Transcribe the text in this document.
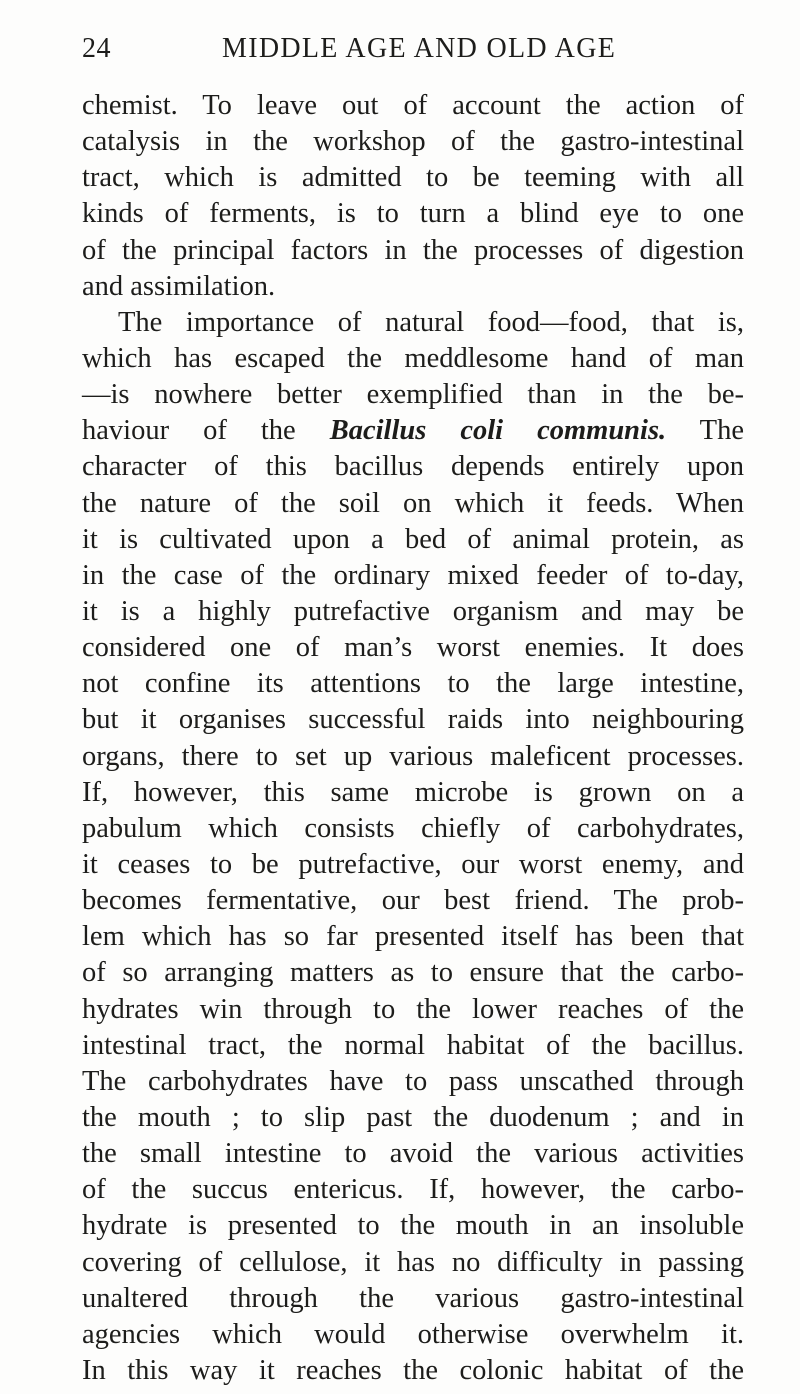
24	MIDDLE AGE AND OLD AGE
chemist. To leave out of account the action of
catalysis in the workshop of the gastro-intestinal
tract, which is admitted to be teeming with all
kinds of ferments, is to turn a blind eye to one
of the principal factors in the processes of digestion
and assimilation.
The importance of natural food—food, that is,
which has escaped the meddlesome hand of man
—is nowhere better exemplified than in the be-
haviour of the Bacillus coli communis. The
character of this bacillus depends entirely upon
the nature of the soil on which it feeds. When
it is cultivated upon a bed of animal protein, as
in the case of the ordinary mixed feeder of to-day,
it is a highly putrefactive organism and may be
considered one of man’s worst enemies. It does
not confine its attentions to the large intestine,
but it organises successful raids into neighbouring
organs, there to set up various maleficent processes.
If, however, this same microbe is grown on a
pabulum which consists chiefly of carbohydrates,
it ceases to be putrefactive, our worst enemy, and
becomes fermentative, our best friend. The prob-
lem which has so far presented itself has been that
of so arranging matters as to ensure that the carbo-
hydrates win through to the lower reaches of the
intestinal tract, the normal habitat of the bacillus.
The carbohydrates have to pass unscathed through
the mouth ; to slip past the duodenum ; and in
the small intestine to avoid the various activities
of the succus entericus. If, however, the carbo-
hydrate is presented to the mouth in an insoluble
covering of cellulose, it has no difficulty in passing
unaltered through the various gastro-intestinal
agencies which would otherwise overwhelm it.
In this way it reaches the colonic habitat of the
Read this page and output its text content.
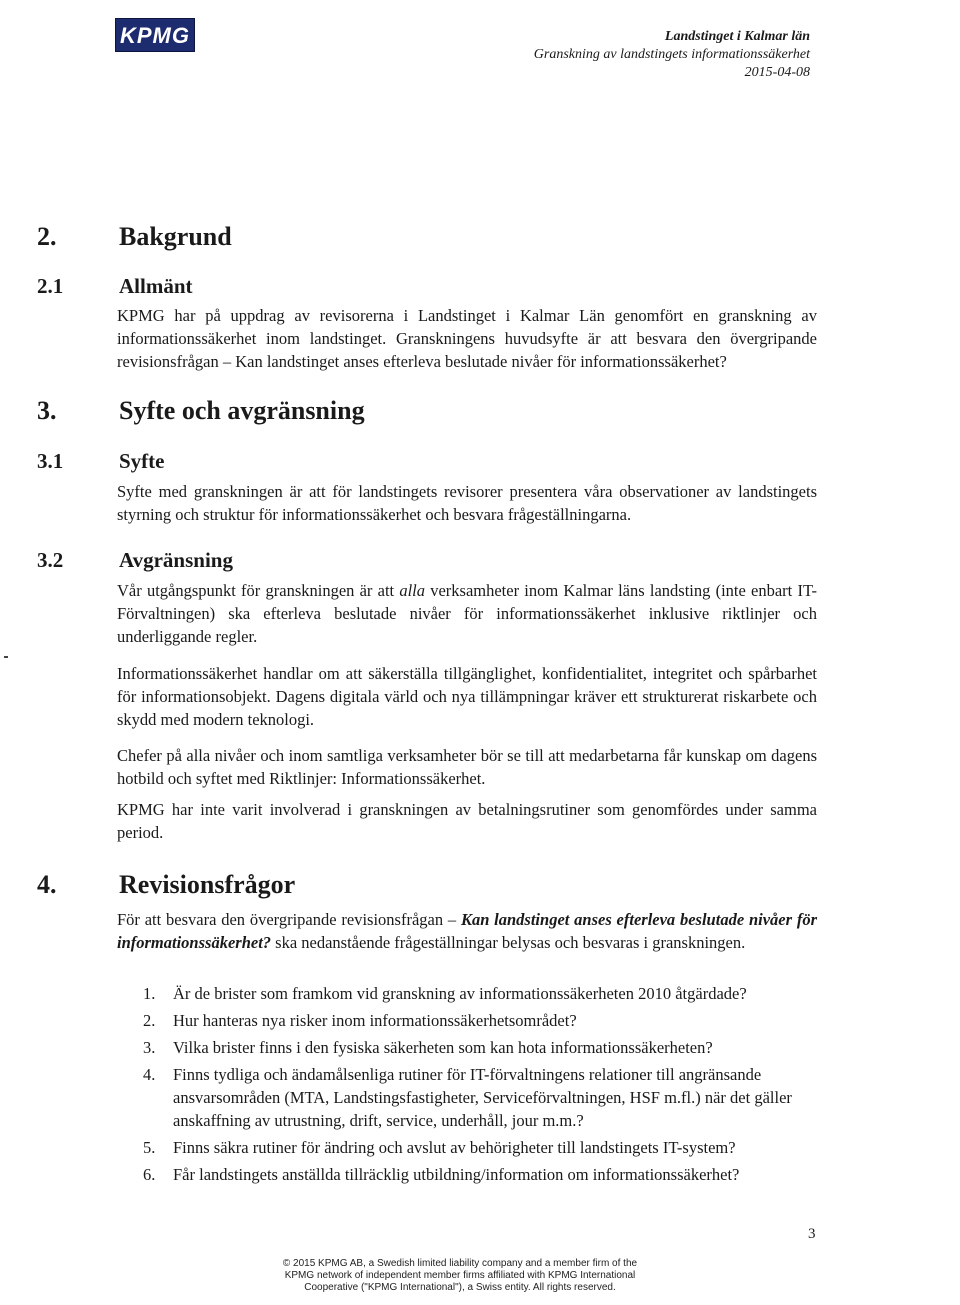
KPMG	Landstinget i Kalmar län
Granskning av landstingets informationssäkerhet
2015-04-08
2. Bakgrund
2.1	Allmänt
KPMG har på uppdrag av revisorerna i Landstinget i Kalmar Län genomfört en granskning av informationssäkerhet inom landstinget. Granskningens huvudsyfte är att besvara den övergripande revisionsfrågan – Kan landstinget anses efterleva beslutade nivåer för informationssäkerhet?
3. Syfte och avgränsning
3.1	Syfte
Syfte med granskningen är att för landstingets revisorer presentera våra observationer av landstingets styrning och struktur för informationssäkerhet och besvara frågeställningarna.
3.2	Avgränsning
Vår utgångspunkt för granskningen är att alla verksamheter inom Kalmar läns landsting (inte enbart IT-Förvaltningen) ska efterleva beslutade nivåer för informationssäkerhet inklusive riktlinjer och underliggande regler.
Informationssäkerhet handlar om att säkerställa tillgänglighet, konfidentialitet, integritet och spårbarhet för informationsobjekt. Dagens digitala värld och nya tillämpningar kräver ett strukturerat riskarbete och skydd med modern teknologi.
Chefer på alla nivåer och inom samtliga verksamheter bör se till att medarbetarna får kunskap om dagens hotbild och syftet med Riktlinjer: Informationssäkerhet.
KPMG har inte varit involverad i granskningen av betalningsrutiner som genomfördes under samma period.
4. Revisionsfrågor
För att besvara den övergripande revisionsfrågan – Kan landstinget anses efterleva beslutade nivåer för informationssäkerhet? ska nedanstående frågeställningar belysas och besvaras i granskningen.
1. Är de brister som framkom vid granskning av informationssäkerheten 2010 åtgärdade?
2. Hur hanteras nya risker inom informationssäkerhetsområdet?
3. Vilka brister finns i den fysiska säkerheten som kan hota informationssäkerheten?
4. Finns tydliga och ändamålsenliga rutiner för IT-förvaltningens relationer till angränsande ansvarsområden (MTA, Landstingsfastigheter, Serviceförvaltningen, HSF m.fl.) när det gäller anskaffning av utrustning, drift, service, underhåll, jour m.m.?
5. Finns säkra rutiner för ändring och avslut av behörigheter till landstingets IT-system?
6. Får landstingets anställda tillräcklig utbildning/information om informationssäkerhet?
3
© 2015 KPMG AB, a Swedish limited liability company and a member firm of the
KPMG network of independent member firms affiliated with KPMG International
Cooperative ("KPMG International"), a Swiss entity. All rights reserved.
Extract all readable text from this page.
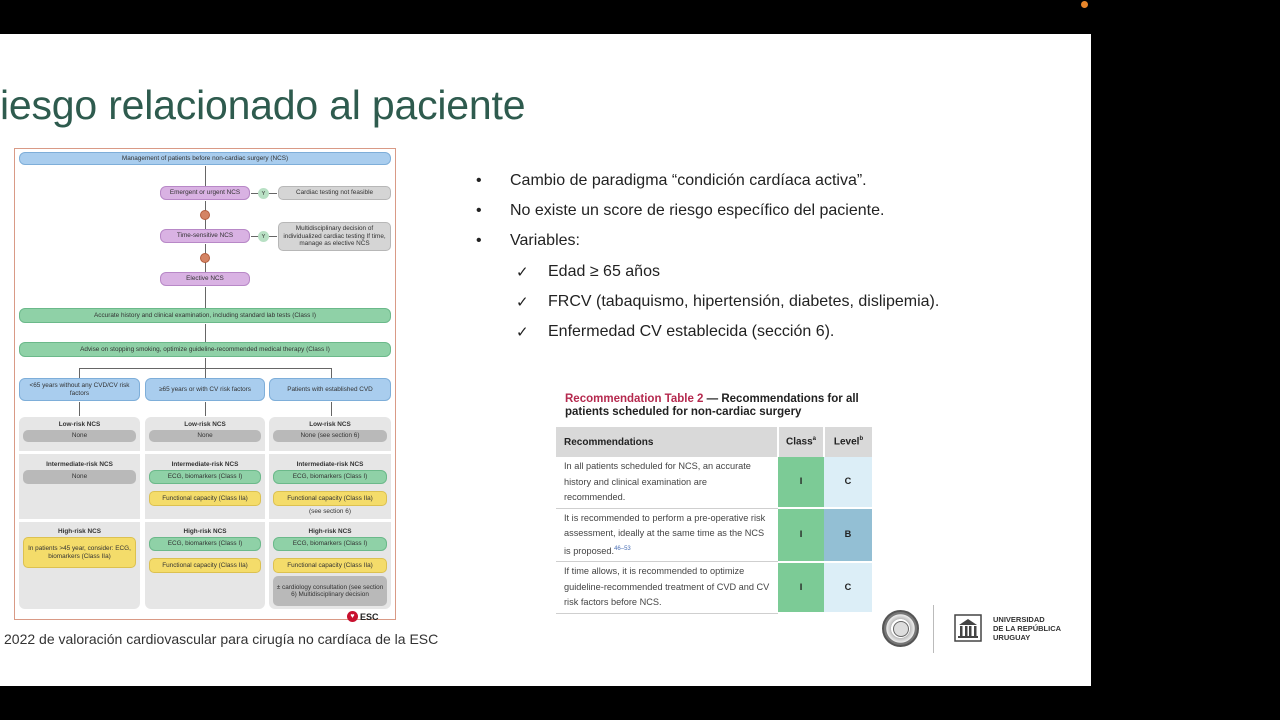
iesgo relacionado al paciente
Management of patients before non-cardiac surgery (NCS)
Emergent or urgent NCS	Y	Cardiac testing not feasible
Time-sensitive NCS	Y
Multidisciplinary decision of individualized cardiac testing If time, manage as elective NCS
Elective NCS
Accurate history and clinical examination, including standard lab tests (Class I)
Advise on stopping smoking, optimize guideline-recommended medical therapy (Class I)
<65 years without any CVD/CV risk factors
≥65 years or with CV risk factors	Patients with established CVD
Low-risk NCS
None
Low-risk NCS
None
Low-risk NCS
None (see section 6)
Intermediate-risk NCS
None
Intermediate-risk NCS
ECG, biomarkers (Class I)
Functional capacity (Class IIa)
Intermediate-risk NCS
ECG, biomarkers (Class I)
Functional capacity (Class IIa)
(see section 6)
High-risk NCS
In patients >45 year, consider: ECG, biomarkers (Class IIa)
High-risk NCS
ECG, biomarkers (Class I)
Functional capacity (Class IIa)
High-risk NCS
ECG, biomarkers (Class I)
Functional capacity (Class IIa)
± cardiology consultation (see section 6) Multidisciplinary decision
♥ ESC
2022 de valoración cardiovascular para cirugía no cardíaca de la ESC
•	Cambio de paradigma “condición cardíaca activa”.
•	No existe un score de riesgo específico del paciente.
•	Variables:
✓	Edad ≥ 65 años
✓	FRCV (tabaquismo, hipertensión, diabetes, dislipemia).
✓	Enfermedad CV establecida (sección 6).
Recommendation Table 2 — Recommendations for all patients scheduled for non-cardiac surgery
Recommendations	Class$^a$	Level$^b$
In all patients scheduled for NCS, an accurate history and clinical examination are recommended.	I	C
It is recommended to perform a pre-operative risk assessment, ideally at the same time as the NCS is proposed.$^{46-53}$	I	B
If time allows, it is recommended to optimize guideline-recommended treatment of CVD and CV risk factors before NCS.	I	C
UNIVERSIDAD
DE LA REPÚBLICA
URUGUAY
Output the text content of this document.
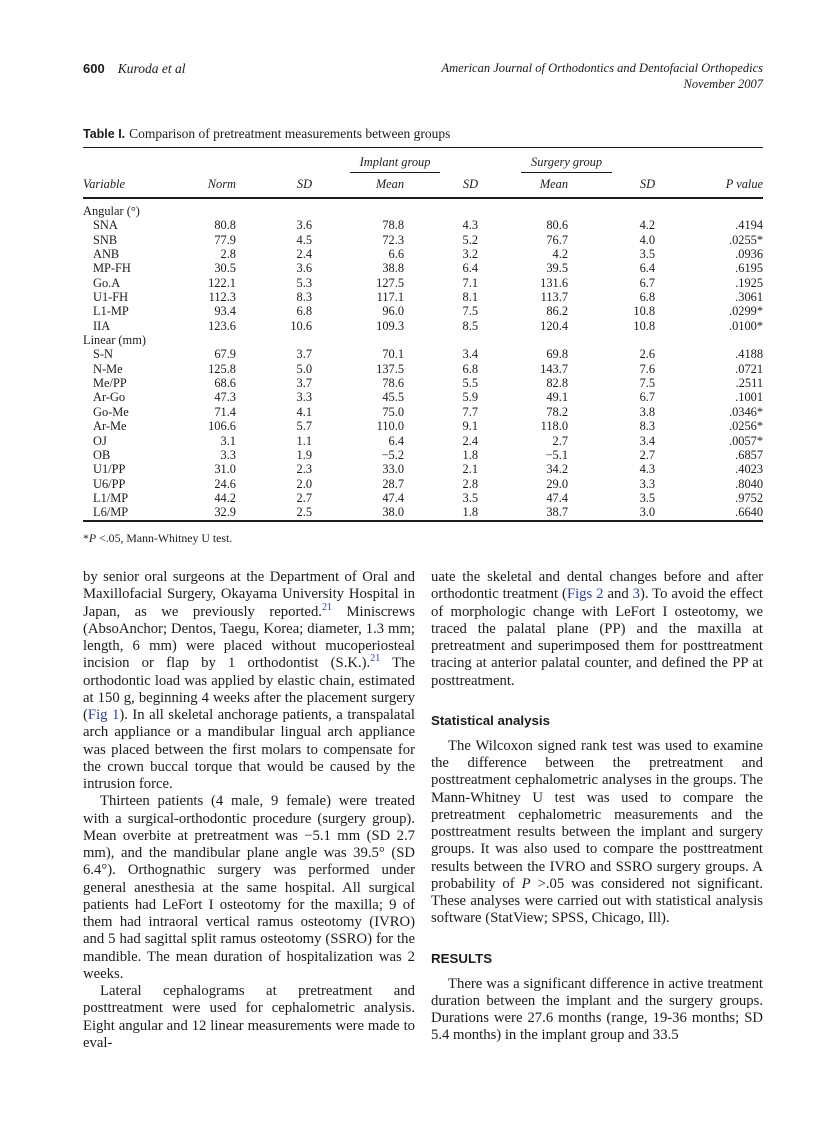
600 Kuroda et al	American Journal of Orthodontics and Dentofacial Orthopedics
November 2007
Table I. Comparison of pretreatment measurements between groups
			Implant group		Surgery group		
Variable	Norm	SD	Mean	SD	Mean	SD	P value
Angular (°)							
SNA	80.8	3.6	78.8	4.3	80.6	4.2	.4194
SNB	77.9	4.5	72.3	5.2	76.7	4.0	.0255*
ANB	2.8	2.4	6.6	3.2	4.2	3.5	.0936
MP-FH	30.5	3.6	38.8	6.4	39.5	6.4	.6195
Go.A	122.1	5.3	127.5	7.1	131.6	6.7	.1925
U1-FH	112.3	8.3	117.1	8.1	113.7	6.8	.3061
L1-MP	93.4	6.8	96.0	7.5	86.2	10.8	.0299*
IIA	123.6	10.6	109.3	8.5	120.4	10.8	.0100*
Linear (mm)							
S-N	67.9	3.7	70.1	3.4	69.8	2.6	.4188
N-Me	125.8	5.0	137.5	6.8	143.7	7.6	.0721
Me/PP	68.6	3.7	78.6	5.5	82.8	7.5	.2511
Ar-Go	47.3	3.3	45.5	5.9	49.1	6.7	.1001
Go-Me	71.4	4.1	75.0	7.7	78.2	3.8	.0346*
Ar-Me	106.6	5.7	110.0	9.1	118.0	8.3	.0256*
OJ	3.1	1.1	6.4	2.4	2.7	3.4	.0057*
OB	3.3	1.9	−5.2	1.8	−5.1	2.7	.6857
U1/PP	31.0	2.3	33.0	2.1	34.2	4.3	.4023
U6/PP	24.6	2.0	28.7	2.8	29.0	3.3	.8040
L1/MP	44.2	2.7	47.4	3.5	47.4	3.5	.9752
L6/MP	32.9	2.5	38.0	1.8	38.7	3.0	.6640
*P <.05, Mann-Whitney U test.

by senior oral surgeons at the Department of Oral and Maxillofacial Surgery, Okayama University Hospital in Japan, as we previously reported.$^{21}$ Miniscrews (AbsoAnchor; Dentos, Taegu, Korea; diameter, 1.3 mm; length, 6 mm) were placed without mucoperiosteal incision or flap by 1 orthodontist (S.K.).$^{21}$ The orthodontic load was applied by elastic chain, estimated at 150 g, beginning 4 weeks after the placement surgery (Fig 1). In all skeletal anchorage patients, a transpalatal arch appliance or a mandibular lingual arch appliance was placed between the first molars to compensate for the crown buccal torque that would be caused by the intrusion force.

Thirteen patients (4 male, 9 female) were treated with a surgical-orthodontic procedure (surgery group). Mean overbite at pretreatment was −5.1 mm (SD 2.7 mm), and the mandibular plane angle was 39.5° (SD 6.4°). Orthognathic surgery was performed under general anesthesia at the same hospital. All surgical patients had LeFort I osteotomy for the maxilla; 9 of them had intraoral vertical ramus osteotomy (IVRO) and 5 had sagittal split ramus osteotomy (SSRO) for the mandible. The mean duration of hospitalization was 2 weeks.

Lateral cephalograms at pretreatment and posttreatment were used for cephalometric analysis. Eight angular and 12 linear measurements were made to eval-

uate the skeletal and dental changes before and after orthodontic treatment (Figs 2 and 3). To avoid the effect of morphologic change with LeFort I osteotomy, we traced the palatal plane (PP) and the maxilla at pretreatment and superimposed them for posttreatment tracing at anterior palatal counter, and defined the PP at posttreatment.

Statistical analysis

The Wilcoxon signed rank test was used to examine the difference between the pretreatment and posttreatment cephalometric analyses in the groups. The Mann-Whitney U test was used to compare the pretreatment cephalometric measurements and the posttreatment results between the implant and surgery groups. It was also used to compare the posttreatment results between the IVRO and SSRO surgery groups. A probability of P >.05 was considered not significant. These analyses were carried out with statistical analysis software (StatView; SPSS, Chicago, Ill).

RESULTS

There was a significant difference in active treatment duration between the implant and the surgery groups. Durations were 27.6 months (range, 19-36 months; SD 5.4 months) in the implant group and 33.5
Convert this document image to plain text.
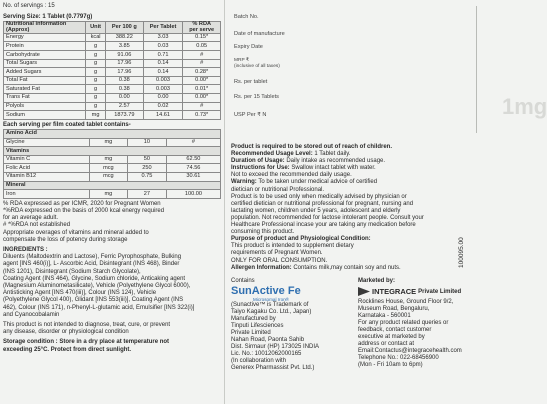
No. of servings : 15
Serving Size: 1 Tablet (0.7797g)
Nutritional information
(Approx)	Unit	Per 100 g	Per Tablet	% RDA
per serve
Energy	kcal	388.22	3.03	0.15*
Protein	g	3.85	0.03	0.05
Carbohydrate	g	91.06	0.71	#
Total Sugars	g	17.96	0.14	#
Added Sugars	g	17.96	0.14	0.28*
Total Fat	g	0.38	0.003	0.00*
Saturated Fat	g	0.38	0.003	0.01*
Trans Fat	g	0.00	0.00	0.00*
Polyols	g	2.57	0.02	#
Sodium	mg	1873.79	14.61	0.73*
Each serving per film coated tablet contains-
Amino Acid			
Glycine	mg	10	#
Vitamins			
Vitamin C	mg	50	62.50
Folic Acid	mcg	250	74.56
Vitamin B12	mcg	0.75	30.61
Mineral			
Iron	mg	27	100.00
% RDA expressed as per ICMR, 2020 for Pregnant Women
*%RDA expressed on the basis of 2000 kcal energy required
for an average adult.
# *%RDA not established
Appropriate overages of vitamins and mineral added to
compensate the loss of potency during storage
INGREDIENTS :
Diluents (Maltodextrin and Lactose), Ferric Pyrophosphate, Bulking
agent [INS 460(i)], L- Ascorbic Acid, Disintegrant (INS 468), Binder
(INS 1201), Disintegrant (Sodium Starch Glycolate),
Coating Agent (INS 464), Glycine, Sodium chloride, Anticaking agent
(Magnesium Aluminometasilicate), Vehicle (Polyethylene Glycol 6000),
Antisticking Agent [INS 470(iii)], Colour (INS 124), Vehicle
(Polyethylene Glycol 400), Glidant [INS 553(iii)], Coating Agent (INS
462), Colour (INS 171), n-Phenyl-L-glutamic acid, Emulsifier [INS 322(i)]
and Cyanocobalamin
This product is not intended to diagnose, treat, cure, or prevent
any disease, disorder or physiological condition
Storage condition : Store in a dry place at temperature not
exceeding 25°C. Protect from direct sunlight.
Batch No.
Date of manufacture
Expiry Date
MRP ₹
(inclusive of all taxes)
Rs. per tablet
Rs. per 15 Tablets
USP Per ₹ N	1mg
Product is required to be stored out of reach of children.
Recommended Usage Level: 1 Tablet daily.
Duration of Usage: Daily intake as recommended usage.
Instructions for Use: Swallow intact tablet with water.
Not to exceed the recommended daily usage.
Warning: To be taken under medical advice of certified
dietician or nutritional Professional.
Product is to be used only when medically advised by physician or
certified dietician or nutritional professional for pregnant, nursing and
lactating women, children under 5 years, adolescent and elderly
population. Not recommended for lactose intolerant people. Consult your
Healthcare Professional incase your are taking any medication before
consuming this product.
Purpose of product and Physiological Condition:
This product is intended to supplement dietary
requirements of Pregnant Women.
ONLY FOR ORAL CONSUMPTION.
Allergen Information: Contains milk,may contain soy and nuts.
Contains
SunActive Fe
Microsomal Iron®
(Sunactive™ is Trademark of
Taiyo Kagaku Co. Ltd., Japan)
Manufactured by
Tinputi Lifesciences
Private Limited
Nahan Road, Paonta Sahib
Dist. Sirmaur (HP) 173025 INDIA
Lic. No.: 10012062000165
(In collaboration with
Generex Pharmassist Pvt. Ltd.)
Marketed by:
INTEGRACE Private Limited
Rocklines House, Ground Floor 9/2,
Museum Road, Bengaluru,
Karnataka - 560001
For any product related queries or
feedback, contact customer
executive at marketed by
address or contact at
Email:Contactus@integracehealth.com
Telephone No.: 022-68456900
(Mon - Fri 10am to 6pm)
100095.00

====

[Task item]: How many lines of the material above hold the string "Multidisciplinary"? Reply with the number and nothing else.

[Written response]: 2